= GIVEN PROBLEM =
How many lines in the entries below include the string "kości"? Answer with the number only.

____

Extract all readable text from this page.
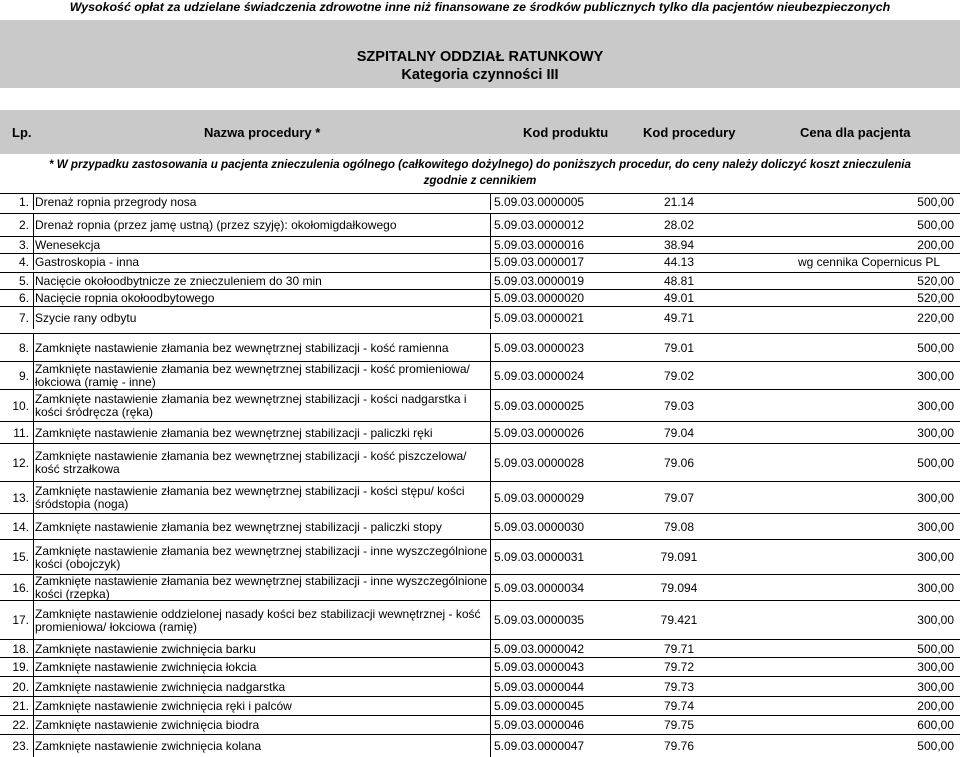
Wysokość opłat za udzielane świadczenia zdrowotne inne niż finansowane ze środków publicznych tylko dla pacjentów nieubezpieczonych
SZPITALNY ODDZIAŁ RATUNKOWY
Kategoria czynności III
Lp.	Nazwa procedury *	Kod produktu	Kod procedury	Cena dla pacjenta
* W przypadku zastosowania u pacjenta znieczulenia ogólnego (całkowitego dożylnego) do poniższych procedur, do ceny należy doliczyć koszt znieczulenia zgodnie z cennikiem
1. Drenaż ropnia przegrody nosa	5.09.03.0000005	21.14	500,00
2. Drenaż ropnia (przez jamę ustną) (przez szyję): okołomigdałkowego	5.09.03.0000012	28.02	500,00
3. Wenesekcja	5.09.03.0000016	38.94	200,00
4. Gastroskopia - inna	5.09.03.0000017	44.13	wg cennika Copernicus PL
5. Nacięcie okołoodbytnicze ze znieczuleniem do 30 min	5.09.03.0000019	48.81	520,00
6. Nacięcie ropnia okołoodbytowego	5.09.03.0000020	49.01	520,00
7. Szycie rany odbytu	5.09.03.0000021	49.71	220,00
8. Zamknięte nastawienie złamania bez wewnętrznej stabilizacji - kość ramienna	5.09.03.0000023	79.01	500,00
9. Zamknięte nastawienie złamania bez wewnętrznej stabilizacji - kość promieniowa/ łokciowa (ramię - inne)	5.09.03.0000024	79.02	300,00
10. Zamknięte nastawienie złamania bez wewnętrznej stabilizacji - kości nadgarstka i kości śródręcza (ręka)	5.09.03.0000025	79.03	300,00
11. Zamknięte nastawienie złamania bez wewnętrznej stabilizacji - paliczki ręki	5.09.03.0000026	79.04	300,00
12. Zamknięte nastawienie złamania bez wewnętrznej stabilizacji - kość piszczelowa/ kość strzałkowa	5.09.03.0000028	79.06	500,00
13. Zamknięte nastawienie złamania bez wewnętrznej stabilizacji - kości stępu/ kości śródstopia (noga)	5.09.03.0000029	79.07	300,00
14. Zamknięte nastawienie złamania bez wewnętrznej stabilizacji - paliczki stopy	5.09.03.0000030	79.08	300,00
15. Zamknięte nastawienie złamania bez wewnętrznej stabilizacji - inne wyszczególnione kości (obojczyk)	5.09.03.0000031	79.091	300,00
16. Zamknięte nastawienie złamania bez wewnętrznej stabilizacji - inne wyszczególnione kości (rzepka)	5.09.03.0000034	79.094	300,00
17. Zamknięte nastawienie oddzielonej nasady kości bez stabilizacji wewnętrznej - kość promieniowa/ łokciowa (ramię)	5.09.03.0000035	79.421	300,00
18. Zamknięte nastawienie zwichnięcia barku	5.09.03.0000042	79.71	500,00
19. Zamknięte nastawienie zwichnięcia łokcia	5.09.03.0000043	79.72	300,00
20. Zamknięte nastawienie zwichnięcia nadgarstka	5.09.03.0000044	79.73	300,00
21. Zamknięte nastawienie zwichnięcia ręki i palców	5.09.03.0000045	79.74	200,00
22. Zamknięte nastawienie zwichnięcia biodra	5.09.03.0000046	79.75	600,00
23. Zamknięte nastawienie zwichnięcia kolana	5.09.03.0000047	79.76	500,00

____

= EXERCISE OUTPUT =
5